▼
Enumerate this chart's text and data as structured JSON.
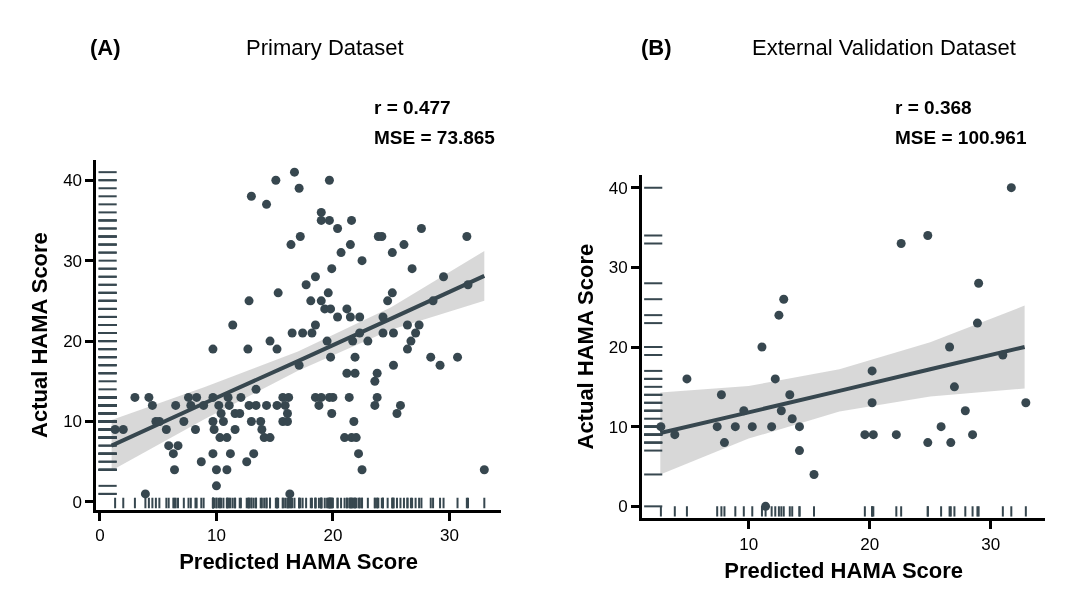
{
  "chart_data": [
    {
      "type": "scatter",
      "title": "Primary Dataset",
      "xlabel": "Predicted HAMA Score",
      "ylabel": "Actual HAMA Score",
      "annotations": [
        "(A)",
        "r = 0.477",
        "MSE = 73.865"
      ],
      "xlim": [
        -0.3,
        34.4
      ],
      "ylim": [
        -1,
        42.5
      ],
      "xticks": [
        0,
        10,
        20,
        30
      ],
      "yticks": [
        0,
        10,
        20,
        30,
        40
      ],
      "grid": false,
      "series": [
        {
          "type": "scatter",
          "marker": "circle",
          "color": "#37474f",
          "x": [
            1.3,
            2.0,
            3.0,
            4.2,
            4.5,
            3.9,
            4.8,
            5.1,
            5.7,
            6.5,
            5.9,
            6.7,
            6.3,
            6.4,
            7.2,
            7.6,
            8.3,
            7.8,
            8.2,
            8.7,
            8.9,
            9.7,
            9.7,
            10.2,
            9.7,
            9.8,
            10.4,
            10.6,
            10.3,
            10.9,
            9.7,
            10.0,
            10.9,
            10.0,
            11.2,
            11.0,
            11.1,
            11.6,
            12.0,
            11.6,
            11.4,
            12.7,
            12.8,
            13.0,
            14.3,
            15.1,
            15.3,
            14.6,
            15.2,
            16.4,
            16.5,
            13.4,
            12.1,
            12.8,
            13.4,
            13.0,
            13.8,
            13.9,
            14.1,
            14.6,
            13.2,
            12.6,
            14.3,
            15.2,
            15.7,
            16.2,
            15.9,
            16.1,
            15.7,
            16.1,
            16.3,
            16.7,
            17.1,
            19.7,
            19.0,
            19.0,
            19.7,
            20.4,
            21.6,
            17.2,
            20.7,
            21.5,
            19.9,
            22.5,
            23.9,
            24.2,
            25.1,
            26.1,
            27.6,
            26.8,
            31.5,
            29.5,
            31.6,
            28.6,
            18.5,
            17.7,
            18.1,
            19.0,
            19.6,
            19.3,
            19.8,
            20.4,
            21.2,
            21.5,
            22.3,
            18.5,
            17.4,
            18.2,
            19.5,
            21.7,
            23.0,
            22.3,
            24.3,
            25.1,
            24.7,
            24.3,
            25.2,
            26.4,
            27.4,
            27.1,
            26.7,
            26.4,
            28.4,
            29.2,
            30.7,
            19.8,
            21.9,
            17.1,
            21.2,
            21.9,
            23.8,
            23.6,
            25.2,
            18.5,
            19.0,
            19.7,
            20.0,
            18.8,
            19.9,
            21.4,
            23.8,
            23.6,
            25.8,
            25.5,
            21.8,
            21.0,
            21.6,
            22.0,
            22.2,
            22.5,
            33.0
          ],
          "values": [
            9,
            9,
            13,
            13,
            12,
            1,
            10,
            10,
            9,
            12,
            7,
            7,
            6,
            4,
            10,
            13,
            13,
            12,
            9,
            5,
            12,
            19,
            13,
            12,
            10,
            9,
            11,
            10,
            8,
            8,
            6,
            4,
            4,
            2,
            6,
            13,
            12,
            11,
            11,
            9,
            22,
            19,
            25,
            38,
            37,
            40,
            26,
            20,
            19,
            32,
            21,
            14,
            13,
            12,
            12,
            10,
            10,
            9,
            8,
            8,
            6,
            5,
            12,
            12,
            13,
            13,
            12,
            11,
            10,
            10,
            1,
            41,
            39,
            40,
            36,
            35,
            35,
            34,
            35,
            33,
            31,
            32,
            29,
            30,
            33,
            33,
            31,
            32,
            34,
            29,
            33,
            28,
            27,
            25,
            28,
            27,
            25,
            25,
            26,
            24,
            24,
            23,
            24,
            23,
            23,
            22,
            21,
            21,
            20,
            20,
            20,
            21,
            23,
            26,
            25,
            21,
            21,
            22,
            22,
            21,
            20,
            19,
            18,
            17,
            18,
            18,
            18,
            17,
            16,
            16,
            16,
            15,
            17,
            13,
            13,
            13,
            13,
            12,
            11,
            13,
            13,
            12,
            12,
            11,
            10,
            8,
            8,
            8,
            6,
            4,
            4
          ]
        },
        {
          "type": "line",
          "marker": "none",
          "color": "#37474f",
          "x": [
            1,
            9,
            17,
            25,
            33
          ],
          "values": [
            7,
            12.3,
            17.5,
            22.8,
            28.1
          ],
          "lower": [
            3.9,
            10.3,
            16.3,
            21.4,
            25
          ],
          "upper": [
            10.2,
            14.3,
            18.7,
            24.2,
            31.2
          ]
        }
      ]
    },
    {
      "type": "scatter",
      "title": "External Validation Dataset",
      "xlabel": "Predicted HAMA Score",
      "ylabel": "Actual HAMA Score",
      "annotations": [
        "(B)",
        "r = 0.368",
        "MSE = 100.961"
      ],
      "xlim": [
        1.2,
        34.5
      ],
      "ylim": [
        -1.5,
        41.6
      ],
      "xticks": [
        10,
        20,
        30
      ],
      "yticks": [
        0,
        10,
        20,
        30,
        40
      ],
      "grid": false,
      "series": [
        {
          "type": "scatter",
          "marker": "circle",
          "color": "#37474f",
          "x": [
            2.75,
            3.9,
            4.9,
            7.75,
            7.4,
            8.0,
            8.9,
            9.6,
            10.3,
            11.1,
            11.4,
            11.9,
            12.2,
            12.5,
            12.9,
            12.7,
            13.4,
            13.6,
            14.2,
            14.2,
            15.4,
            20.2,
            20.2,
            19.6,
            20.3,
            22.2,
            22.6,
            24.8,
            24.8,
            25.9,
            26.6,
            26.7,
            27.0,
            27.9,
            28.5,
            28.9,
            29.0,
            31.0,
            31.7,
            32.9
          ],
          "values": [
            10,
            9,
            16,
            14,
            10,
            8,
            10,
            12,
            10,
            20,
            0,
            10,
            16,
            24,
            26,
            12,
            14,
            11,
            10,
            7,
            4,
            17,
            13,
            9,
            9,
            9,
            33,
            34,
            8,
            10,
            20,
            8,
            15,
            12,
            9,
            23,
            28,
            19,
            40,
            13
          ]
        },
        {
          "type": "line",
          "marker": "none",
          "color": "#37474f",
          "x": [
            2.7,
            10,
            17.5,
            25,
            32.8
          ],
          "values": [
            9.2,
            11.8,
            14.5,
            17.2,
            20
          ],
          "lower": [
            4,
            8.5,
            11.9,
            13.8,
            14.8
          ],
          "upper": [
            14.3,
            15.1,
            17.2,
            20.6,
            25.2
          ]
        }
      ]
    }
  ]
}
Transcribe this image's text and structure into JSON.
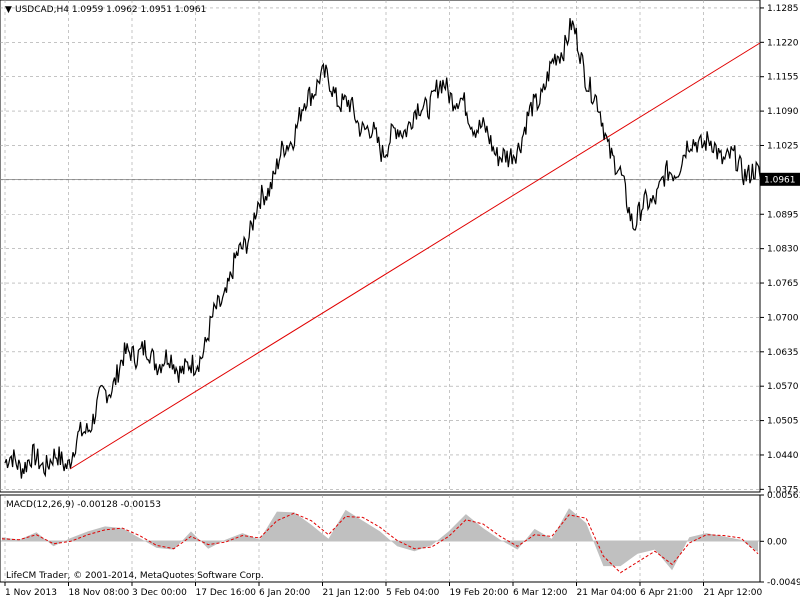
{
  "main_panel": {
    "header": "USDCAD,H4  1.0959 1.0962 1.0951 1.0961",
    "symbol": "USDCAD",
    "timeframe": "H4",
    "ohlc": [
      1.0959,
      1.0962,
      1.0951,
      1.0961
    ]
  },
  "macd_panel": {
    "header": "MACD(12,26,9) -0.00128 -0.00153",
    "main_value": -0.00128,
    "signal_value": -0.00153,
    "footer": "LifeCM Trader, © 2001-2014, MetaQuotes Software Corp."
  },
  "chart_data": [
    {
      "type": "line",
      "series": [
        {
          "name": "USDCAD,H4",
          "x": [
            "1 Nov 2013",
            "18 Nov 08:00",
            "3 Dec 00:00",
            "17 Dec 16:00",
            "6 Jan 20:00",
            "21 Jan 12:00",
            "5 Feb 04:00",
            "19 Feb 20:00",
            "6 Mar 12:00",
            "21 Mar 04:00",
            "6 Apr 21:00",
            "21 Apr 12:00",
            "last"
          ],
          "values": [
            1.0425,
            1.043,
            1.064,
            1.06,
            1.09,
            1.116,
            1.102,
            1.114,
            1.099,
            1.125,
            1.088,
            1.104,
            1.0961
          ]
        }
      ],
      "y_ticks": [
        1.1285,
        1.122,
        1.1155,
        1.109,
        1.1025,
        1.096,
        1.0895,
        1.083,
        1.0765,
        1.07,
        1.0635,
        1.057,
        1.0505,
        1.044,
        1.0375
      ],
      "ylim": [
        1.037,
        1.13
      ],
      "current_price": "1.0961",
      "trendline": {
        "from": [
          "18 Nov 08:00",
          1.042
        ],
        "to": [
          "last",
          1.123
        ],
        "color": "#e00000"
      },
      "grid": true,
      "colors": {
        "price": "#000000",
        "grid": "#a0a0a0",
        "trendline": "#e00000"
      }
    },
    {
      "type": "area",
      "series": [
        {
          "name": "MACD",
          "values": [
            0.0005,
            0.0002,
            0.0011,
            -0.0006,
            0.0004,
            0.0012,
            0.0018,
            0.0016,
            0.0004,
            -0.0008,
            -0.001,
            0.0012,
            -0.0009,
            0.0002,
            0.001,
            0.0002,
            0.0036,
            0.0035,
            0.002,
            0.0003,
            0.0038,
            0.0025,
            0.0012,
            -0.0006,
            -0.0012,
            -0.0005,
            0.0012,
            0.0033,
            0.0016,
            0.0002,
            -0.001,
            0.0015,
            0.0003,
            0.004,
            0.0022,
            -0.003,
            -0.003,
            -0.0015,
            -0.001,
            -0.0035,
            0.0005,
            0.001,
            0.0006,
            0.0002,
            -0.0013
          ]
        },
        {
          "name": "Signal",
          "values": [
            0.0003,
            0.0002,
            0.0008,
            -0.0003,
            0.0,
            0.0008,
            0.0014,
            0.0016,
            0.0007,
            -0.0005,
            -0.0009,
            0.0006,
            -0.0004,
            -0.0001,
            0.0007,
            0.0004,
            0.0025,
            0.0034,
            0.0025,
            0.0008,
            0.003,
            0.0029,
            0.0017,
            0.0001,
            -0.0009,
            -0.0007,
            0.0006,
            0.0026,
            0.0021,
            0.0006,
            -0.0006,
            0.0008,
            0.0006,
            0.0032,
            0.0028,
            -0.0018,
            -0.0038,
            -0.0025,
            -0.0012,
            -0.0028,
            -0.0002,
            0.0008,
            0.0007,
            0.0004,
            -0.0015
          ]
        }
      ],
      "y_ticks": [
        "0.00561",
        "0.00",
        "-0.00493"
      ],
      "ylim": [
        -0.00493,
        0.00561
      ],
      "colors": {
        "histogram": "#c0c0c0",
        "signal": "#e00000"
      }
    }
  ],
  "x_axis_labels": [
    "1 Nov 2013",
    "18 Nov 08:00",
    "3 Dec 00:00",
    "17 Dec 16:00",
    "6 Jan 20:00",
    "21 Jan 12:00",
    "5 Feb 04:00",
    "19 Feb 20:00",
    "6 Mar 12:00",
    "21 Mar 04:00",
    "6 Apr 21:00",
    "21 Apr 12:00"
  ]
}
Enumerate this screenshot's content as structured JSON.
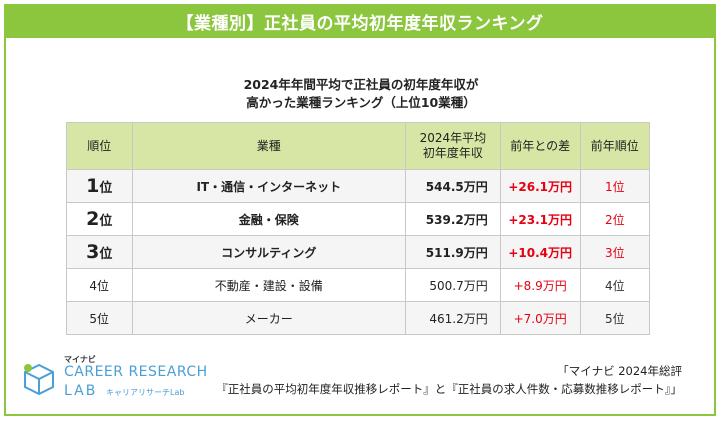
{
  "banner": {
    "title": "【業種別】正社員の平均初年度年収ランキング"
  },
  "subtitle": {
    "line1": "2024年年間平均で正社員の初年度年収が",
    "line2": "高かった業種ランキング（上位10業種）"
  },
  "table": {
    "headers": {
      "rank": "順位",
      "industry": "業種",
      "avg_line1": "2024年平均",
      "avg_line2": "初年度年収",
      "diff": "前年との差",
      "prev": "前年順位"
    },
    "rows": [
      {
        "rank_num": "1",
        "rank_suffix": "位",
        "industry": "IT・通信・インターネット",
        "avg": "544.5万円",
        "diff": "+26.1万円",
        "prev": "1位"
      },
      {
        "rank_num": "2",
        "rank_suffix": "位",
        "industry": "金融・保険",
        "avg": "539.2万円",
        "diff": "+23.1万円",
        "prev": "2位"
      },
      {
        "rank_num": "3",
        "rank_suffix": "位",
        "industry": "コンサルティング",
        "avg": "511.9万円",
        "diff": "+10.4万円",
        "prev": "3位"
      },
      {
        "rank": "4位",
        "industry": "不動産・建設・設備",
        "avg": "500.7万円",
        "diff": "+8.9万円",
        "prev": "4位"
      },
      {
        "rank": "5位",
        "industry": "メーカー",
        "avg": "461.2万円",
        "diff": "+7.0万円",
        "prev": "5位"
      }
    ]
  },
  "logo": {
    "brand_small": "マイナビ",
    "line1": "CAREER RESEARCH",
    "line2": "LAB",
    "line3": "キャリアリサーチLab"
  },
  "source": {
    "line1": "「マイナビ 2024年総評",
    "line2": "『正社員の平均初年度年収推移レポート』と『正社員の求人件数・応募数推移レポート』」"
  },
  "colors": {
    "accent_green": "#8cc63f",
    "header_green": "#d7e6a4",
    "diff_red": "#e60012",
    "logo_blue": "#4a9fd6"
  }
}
▲
**PROBLEM TO SOLVE**
Where a line in the material above holds "JSON", copy that line.

**FULL RESPONSE**
Enumerate this chart's text and data as structured JSON.
Transcribe this image's text and structure into JSON.
Enumerate this screenshot's content as structured JSON.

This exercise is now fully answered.